▶ _Written problem_
Will you restate verbatim the lines running from the line with "Decode this image" to the end of the data, leaving out everything else?

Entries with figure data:

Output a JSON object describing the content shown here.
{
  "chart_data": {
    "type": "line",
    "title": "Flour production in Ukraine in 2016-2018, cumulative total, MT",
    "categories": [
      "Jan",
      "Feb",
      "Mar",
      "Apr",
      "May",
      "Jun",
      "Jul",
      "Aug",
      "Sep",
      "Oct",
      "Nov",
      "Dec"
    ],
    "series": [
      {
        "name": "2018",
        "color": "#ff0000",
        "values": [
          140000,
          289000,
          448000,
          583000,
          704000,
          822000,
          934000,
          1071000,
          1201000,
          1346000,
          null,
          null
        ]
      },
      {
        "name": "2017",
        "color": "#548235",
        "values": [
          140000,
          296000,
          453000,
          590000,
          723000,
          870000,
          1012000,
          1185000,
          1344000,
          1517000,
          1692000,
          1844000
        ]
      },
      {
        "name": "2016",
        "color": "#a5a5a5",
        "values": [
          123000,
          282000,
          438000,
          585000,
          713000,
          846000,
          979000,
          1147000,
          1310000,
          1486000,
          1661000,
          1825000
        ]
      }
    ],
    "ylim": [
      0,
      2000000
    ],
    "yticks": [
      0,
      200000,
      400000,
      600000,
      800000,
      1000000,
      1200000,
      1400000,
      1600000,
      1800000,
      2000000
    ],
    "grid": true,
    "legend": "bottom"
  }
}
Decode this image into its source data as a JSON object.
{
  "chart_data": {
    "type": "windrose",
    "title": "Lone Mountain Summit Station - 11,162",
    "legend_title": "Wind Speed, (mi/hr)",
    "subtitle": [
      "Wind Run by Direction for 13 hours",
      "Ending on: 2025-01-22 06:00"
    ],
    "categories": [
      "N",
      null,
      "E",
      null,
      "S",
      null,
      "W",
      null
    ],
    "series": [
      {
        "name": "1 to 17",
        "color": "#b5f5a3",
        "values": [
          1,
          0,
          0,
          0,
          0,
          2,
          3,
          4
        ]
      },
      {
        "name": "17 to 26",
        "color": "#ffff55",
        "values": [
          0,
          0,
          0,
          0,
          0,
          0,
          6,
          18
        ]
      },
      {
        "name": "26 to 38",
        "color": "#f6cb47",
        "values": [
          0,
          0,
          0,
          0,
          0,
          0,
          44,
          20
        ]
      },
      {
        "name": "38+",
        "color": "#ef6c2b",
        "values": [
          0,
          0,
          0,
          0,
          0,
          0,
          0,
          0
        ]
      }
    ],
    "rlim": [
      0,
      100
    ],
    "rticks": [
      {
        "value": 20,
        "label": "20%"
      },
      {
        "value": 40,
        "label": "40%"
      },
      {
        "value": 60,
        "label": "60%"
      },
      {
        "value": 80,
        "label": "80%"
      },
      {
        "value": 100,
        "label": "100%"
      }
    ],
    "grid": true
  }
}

▶ _Solution below_
Decode this image into its source data as a JSON object.
{
  "chart_data": {
    "type": "windrose",
    "title": "Lone Mountain Summit Station - 11,162",
    "legend_title": "Wind Speed, (mi/hr)",
    "subtitle": [
      "Wind Run by Direction for 13 hours",
      "Ending on: 2025-01-22 06:00"
    ],
    "categories": [
      "N",
      null,
      "E",
      null,
      "S",
      null,
      "W",
      null
    ],
    "series": [
      {
        "name": "1 to 17",
        "color": "#b5f5a3",
        "values": [
          1,
          0,
          0,
          0,
          0,
          2,
          3,
          4
        ]
      },
      {
        "name": "17 to 26",
        "color": "#ffff55",
        "values": [
          0,
          0,
          0,
          0,
          0,
          0,
          6,
          18
        ]
      },
      {
        "name": "26 to 38",
        "color": "#f6cb47",
        "values": [
          0,
          0,
          0,
          0,
          0,
          0,
          44,
          20
        ]
      },
      {
        "name": "38+",
        "color": "#ef6c2b",
        "values": [
          0,
          0,
          0,
          0,
          0,
          0,
          0,
          0
        ]
      }
    ],
    "rlim": [
      0,
      100
    ],
    "rticks": [
      {
        "value": 20,
        "label": "20%"
      },
      {
        "value": 40,
        "label": "40%"
      },
      {
        "value": 60,
        "label": "60%"
      },
      {
        "value": 80,
        "label": "80%"
      },
      {
        "value": 100,
        "label": "100%"
      }
    ],
    "grid": true
  }
}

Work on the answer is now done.